Task to carry out
Write out the data below exactly as given, without any of its pictures.

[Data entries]
────────────────────
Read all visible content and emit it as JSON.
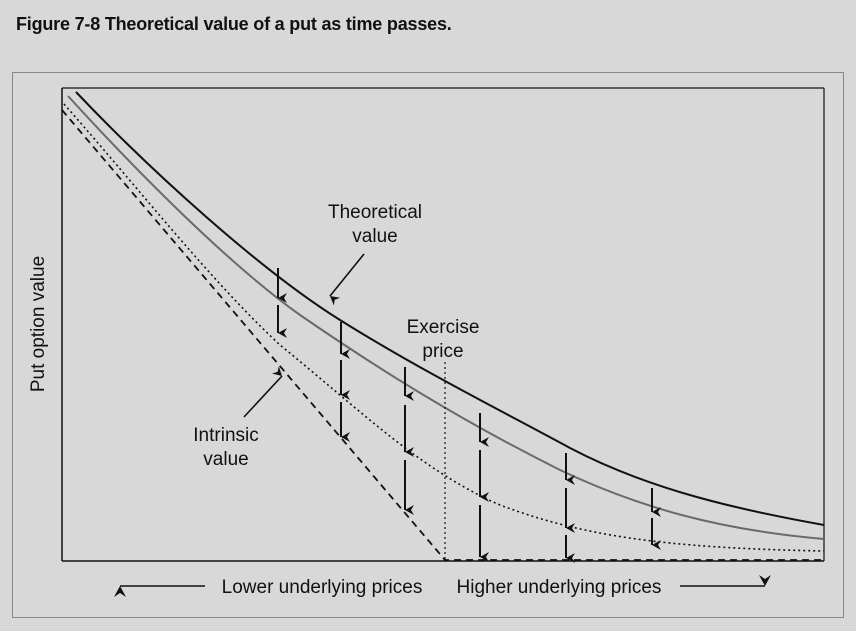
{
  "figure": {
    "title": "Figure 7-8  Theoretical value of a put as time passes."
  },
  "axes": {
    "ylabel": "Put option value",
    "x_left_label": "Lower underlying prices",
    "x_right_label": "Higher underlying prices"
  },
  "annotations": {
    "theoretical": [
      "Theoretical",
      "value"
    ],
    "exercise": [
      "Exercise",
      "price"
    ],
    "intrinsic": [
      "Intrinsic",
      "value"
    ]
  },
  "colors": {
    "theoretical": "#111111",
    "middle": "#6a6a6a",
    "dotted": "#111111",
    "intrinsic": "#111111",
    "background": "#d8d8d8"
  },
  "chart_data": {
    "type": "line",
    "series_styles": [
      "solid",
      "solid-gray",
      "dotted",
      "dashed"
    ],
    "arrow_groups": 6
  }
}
────────────────────
Solution for this problem
Read all visible content and emit it as JSON.
{
  "figure": {
    "title": "Figure 7-8  Theoretical value of a put as time passes."
  },
  "axes": {
    "ylabel": "Put option value",
    "x_left_label": "Lower underlying prices",
    "x_right_label": "Higher underlying prices"
  },
  "annotations": {
    "theoretical": [
      "Theoretical",
      "value"
    ],
    "exercise": [
      "Exercise",
      "price"
    ],
    "intrinsic": [
      "Intrinsic",
      "value"
    ]
  },
  "colors": {
    "theoretical": "#111111",
    "middle": "#6a6a6a",
    "dotted": "#111111",
    "intrinsic": "#111111",
    "background": "#d8d8d8"
  },
  "chart_data": {
    "type": "line",
    "series_styles": [
      "solid",
      "solid-gray",
      "dotted",
      "dashed"
    ],
    "arrow_groups": 6
  }
}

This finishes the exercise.